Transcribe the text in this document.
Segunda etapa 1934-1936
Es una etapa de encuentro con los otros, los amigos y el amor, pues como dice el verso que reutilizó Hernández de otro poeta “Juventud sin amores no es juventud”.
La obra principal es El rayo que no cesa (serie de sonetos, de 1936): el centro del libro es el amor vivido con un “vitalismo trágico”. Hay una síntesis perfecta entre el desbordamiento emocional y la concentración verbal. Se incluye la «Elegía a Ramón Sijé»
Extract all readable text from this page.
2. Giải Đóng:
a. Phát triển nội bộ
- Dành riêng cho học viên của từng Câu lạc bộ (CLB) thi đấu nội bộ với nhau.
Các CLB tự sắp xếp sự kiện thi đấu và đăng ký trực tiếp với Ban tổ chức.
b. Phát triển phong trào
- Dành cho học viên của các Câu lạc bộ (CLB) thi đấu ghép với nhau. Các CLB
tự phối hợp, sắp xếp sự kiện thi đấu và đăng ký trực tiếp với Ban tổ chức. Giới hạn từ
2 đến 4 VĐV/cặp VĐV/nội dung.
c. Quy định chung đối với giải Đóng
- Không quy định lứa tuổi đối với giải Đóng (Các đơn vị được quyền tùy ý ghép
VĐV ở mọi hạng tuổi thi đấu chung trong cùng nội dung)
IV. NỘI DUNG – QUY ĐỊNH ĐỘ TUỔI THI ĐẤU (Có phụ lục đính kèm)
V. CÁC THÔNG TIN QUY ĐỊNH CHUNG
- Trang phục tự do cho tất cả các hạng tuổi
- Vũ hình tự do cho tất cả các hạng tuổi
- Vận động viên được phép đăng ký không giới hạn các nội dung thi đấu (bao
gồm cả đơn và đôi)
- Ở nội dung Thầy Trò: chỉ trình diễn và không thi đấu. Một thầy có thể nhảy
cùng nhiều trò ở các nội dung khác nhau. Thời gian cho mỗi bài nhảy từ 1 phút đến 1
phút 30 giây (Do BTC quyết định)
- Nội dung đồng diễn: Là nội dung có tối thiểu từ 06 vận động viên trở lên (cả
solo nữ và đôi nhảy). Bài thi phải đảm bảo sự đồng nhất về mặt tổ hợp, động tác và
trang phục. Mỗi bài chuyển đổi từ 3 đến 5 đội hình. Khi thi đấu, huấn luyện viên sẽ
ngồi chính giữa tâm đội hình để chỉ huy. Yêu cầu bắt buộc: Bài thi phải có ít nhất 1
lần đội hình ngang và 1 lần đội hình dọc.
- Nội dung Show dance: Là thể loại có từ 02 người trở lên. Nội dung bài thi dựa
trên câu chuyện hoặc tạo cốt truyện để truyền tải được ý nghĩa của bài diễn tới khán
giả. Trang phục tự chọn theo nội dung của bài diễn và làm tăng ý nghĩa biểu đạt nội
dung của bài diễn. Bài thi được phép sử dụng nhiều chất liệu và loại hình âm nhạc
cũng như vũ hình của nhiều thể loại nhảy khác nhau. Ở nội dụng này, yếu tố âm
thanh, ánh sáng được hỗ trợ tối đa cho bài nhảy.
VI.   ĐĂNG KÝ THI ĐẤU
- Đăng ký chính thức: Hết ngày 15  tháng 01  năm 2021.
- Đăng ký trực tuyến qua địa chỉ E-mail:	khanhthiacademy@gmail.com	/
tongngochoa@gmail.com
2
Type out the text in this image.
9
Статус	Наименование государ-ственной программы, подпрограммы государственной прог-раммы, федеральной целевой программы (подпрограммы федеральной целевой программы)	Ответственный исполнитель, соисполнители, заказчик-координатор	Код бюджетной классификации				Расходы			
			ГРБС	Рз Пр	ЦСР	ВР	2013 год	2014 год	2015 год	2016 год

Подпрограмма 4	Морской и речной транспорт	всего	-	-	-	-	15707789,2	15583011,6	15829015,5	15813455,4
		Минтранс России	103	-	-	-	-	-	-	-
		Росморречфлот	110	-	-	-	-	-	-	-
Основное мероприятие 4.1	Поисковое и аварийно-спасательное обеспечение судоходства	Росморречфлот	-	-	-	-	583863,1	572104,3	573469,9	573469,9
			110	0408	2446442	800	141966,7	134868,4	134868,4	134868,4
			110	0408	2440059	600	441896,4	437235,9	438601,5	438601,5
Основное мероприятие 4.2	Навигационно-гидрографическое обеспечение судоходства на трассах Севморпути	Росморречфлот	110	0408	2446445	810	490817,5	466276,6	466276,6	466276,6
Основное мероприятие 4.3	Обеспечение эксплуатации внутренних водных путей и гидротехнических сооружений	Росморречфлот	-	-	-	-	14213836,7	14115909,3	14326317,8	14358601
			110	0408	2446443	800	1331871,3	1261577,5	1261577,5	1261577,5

________

Task instructions — Transcribe all lines as written.

Output of the exercise —
Transcribe the text in this document.
Segunda etapa 1934-1936
Es una etapa de encuentro con los otros, los amigos y el amor, pues como dice el verso que reutilizó Hernández de otro poeta “Juventud sin amores no es juventud”.
La obra principal es El rayo que no cesa (serie de sonetos, de 1936): el centro del libro es el amor vivido con un “vitalismo trágico”. Hay una síntesis perfecta entre el desbordamiento emocional y la concentración verbal. Se incluye la «Elegía a Ramón Sijé»
Extract all readable text from this page.
2. Giải Đóng:
a. Phát triển nội bộ
- Dành riêng cho học viên của từng Câu lạc bộ (CLB) thi đấu nội bộ với nhau.
Các CLB tự sắp xếp sự kiện thi đấu và đăng ký trực tiếp với Ban tổ chức.
b. Phát triển phong trào
- Dành cho học viên của các Câu lạc bộ (CLB) thi đấu ghép với nhau. Các CLB
tự phối hợp, sắp xếp sự kiện thi đấu và đăng ký trực tiếp với Ban tổ chức. Giới hạn từ
2 đến 4 VĐV/cặp VĐV/nội dung.
c. Quy định chung đối với giải Đóng
- Không quy định lứa tuổi đối với giải Đóng (Các đơn vị được quyền tùy ý ghép
VĐV ở mọi hạng tuổi thi đấu chung trong cùng nội dung)
IV. NỘI DUNG – QUY ĐỊNH ĐỘ TUỔI THI ĐẤU (Có phụ lục đính kèm)
V. CÁC THÔNG TIN QUY ĐỊNH CHUNG
- Trang phục tự do cho tất cả các hạng tuổi
- Vũ hình tự do cho tất cả các hạng tuổi
- Vận động viên được phép đăng ký không giới hạn các nội dung thi đấu (bao
gồm cả đơn và đôi)
- Ở nội dung Thầy Trò: chỉ trình diễn và không thi đấu. Một thầy có thể nhảy
cùng nhiều trò ở các nội dung khác nhau. Thời gian cho mỗi bài nhảy từ 1 phút đến 1
phút 30 giây (Do BTC quyết định)
- Nội dung đồng diễn: Là nội dung có tối thiểu từ 06 vận động viên trở lên (cả
solo nữ và đôi nhảy). Bài thi phải đảm bảo sự đồng nhất về mặt tổ hợp, động tác và
trang phục. Mỗi bài chuyển đổi từ 3 đến 5 đội hình. Khi thi đấu, huấn luyện viên sẽ
ngồi chính giữa tâm đội hình để chỉ huy. Yêu cầu bắt buộc: Bài thi phải có ít nhất 1
lần đội hình ngang và 1 lần đội hình dọc.
- Nội dung Show dance: Là thể loại có từ 02 người trở lên. Nội dung bài thi dựa
trên câu chuyện hoặc tạo cốt truyện để truyền tải được ý nghĩa của bài diễn tới khán
giả. Trang phục tự chọn theo nội dung của bài diễn và làm tăng ý nghĩa biểu đạt nội
dung của bài diễn. Bài thi được phép sử dụng nhiều chất liệu và loại hình âm nhạc
cũng như vũ hình của nhiều thể loại nhảy khác nhau. Ở nội dụng này, yếu tố âm
thanh, ánh sáng được hỗ trợ tối đa cho bài nhảy.
VI.   ĐĂNG KÝ THI ĐẤU
- Đăng ký chính thức: Hết ngày 15  tháng 01  năm 2021.
- Đăng ký trực tuyến qua địa chỉ E-mail:	khanhthiacademy@gmail.com	/
tongngochoa@gmail.com
2
Type out the text in this image.
9
Статус	Наименование государ-ственной программы, подпрограммы государственной прог-раммы, федеральной целевой программы (подпрограммы федеральной целевой программы)	Ответственный исполнитель, соисполнители, заказчик-координатор	Код бюджетной классификации				Расходы			
			ГРБС	Рз Пр	ЦСР	ВР	2013 год	2014 год	2015 год	2016 год

Подпрограмма 4	Морской и речной транспорт	всего	-	-	-	-	15707789,2	15583011,6	15829015,5	15813455,4
		Минтранс России	103	-	-	-	-	-	-	-
		Росморречфлот	110	-	-	-	-	-	-	-
Основное мероприятие 4.1	Поисковое и аварийно-спасательное обеспечение судоходства	Росморречфлот	-	-	-	-	583863,1	572104,3	573469,9	573469,9
			110	0408	2446442	800	141966,7	134868,4	134868,4	134868,4
			110	0408	2440059	600	441896,4	437235,9	438601,5	438601,5
Основное мероприятие 4.2	Навигационно-гидрографическое обеспечение судоходства на трассах Севморпути	Росморречфлот	110	0408	2446445	810	490817,5	466276,6	466276,6	466276,6
Основное мероприятие 4.3	Обеспечение эксплуатации внутренних водных путей и гидротехнических сооружений	Росморречфлот	-	-	-	-	14213836,7	14115909,3	14326317,8	14358601
			110	0408	2446443	800	1331871,3	1261577,5	1261577,5	1261577,5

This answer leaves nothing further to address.